DATA |
--- begin ---

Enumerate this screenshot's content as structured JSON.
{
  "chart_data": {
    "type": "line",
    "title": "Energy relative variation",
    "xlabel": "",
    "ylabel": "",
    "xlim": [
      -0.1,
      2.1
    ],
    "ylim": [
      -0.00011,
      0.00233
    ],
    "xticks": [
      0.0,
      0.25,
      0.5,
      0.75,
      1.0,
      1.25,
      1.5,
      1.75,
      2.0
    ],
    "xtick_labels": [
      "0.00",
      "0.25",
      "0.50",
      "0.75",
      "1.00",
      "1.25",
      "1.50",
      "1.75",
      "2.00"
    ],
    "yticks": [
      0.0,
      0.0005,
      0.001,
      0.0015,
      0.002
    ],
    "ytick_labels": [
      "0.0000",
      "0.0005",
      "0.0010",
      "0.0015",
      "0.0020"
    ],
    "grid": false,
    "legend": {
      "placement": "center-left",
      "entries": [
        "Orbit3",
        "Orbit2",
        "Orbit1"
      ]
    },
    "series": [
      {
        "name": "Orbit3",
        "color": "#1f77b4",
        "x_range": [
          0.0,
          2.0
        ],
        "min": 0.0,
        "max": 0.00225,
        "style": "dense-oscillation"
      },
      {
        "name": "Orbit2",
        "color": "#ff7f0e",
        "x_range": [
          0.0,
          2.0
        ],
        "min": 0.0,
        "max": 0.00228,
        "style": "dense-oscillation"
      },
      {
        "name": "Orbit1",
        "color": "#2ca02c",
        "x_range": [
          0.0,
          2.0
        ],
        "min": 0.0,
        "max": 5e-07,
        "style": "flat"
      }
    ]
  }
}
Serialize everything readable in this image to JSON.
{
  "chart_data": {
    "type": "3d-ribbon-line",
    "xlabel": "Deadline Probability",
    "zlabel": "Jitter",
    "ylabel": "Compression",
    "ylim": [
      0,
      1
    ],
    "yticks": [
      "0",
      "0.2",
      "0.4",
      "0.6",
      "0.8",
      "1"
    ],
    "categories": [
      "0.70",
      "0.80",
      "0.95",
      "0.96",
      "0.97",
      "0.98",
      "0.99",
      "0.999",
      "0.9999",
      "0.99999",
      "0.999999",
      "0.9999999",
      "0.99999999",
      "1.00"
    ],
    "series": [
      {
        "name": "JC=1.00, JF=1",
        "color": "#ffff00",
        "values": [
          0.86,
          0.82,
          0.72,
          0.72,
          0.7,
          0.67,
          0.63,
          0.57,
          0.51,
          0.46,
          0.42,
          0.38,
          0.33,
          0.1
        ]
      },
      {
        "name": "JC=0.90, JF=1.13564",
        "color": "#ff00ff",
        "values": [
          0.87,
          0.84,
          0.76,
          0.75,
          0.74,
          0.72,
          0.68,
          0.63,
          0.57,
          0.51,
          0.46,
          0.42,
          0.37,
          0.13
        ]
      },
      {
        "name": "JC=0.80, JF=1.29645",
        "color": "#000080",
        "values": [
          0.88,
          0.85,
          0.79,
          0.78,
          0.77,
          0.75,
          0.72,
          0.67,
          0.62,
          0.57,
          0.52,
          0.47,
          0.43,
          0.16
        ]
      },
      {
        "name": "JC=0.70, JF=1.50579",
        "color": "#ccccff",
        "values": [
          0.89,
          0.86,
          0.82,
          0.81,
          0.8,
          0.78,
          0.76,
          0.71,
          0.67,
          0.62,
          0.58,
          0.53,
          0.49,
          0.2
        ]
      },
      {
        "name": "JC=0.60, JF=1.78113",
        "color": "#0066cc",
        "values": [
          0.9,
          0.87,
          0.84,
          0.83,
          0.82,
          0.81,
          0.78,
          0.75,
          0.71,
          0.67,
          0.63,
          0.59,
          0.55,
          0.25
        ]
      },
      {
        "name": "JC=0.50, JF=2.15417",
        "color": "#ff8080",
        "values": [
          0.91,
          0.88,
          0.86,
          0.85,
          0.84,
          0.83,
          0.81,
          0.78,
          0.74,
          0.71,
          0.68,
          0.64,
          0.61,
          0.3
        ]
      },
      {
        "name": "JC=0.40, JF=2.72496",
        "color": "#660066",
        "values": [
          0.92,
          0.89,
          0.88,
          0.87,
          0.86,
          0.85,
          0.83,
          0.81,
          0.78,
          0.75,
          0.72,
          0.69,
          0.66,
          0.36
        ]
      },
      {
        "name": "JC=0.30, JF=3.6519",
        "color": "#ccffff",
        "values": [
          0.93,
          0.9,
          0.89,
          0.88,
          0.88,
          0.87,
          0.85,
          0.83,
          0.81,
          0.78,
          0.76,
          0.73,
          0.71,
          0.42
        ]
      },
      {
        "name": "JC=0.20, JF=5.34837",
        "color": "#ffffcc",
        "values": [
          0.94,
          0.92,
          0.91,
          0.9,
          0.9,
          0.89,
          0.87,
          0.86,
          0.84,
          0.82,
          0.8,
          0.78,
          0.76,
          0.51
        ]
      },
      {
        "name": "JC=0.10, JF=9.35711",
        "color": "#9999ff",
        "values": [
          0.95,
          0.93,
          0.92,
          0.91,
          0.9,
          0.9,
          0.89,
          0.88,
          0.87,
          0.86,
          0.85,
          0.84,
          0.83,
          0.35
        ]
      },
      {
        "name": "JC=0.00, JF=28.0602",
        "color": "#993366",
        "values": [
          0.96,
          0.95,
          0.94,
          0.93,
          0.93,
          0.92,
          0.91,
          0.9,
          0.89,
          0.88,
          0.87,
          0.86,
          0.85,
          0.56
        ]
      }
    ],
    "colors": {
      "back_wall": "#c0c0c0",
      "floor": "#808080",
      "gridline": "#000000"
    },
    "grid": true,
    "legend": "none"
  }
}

--- end ---

REQUIRED WORK |
Please quote the records above exactly, without skipping a line.

TASK SOLUTION |
Enumerate this screenshot's content as structured JSON.
{
  "chart_data": {
    "type": "line",
    "title": "Energy relative variation",
    "xlabel": "",
    "ylabel": "",
    "xlim": [
      -0.1,
      2.1
    ],
    "ylim": [
      -0.00011,
      0.00233
    ],
    "xticks": [
      0.0,
      0.25,
      0.5,
      0.75,
      1.0,
      1.25,
      1.5,
      1.75,
      2.0
    ],
    "xtick_labels": [
      "0.00",
      "0.25",
      "0.50",
      "0.75",
      "1.00",
      "1.25",
      "1.50",
      "1.75",
      "2.00"
    ],
    "yticks": [
      0.0,
      0.0005,
      0.001,
      0.0015,
      0.002
    ],
    "ytick_labels": [
      "0.0000",
      "0.0005",
      "0.0010",
      "0.0015",
      "0.0020"
    ],
    "grid": false,
    "legend": {
      "placement": "center-left",
      "entries": [
        "Orbit3",
        "Orbit2",
        "Orbit1"
      ]
    },
    "series": [
      {
        "name": "Orbit3",
        "color": "#1f77b4",
        "x_range": [
          0.0,
          2.0
        ],
        "min": 0.0,
        "max": 0.00225,
        "style": "dense-oscillation"
      },
      {
        "name": "Orbit2",
        "color": "#ff7f0e",
        "x_range": [
          0.0,
          2.0
        ],
        "min": 0.0,
        "max": 0.00228,
        "style": "dense-oscillation"
      },
      {
        "name": "Orbit1",
        "color": "#2ca02c",
        "x_range": [
          0.0,
          2.0
        ],
        "min": 0.0,
        "max": 5e-07,
        "style": "flat"
      }
    ]
  }
}
Serialize everything readable in this image to JSON.
{
  "chart_data": {
    "type": "3d-ribbon-line",
    "xlabel": "Deadline Probability",
    "zlabel": "Jitter",
    "ylabel": "Compression",
    "ylim": [
      0,
      1
    ],
    "yticks": [
      "0",
      "0.2",
      "0.4",
      "0.6",
      "0.8",
      "1"
    ],
    "categories": [
      "0.70",
      "0.80",
      "0.95",
      "0.96",
      "0.97",
      "0.98",
      "0.99",
      "0.999",
      "0.9999",
      "0.99999",
      "0.999999",
      "0.9999999",
      "0.99999999",
      "1.00"
    ],
    "series": [
      {
        "name": "JC=1.00, JF=1",
        "color": "#ffff00",
        "values": [
          0.86,
          0.82,
          0.72,
          0.72,
          0.7,
          0.67,
          0.63,
          0.57,
          0.51,
          0.46,
          0.42,
          0.38,
          0.33,
          0.1
        ]
      },
      {
        "name": "JC=0.90, JF=1.13564",
        "color": "#ff00ff",
        "values": [
          0.87,
          0.84,
          0.76,
          0.75,
          0.74,
          0.72,
          0.68,
          0.63,
          0.57,
          0.51,
          0.46,
          0.42,
          0.37,
          0.13
        ]
      },
      {
        "name": "JC=0.80, JF=1.29645",
        "color": "#000080",
        "values": [
          0.88,
          0.85,
          0.79,
          0.78,
          0.77,
          0.75,
          0.72,
          0.67,
          0.62,
          0.57,
          0.52,
          0.47,
          0.43,
          0.16
        ]
      },
      {
        "name": "JC=0.70, JF=1.50579",
        "color": "#ccccff",
        "values": [
          0.89,
          0.86,
          0.82,
          0.81,
          0.8,
          0.78,
          0.76,
          0.71,
          0.67,
          0.62,
          0.58,
          0.53,
          0.49,
          0.2
        ]
      },
      {
        "name": "JC=0.60, JF=1.78113",
        "color": "#0066cc",
        "values": [
          0.9,
          0.87,
          0.84,
          0.83,
          0.82,
          0.81,
          0.78,
          0.75,
          0.71,
          0.67,
          0.63,
          0.59,
          0.55,
          0.25
        ]
      },
      {
        "name": "JC=0.50, JF=2.15417",
        "color": "#ff8080",
        "values": [
          0.91,
          0.88,
          0.86,
          0.85,
          0.84,
          0.83,
          0.81,
          0.78,
          0.74,
          0.71,
          0.68,
          0.64,
          0.61,
          0.3
        ]
      },
      {
        "name": "JC=0.40, JF=2.72496",
        "color": "#660066",
        "values": [
          0.92,
          0.89,
          0.88,
          0.87,
          0.86,
          0.85,
          0.83,
          0.81,
          0.78,
          0.75,
          0.72,
          0.69,
          0.66,
          0.36
        ]
      },
      {
        "name": "JC=0.30, JF=3.6519",
        "color": "#ccffff",
        "values": [
          0.93,
          0.9,
          0.89,
          0.88,
          0.88,
          0.87,
          0.85,
          0.83,
          0.81,
          0.78,
          0.76,
          0.73,
          0.71,
          0.42
        ]
      },
      {
        "name": "JC=0.20, JF=5.34837",
        "color": "#ffffcc",
        "values": [
          0.94,
          0.92,
          0.91,
          0.9,
          0.9,
          0.89,
          0.87,
          0.86,
          0.84,
          0.82,
          0.8,
          0.78,
          0.76,
          0.51
        ]
      },
      {
        "name": "JC=0.10, JF=9.35711",
        "color": "#9999ff",
        "values": [
          0.95,
          0.93,
          0.92,
          0.91,
          0.9,
          0.9,
          0.89,
          0.88,
          0.87,
          0.86,
          0.85,
          0.84,
          0.83,
          0.35
        ]
      },
      {
        "name": "JC=0.00, JF=28.0602",
        "color": "#993366",
        "values": [
          0.96,
          0.95,
          0.94,
          0.93,
          0.93,
          0.92,
          0.91,
          0.9,
          0.89,
          0.88,
          0.87,
          0.86,
          0.85,
          0.56
        ]
      }
    ],
    "colors": {
      "back_wall": "#c0c0c0",
      "floor": "#808080",
      "gridline": "#000000"
    },
    "grid": true,
    "legend": "none"
  }
}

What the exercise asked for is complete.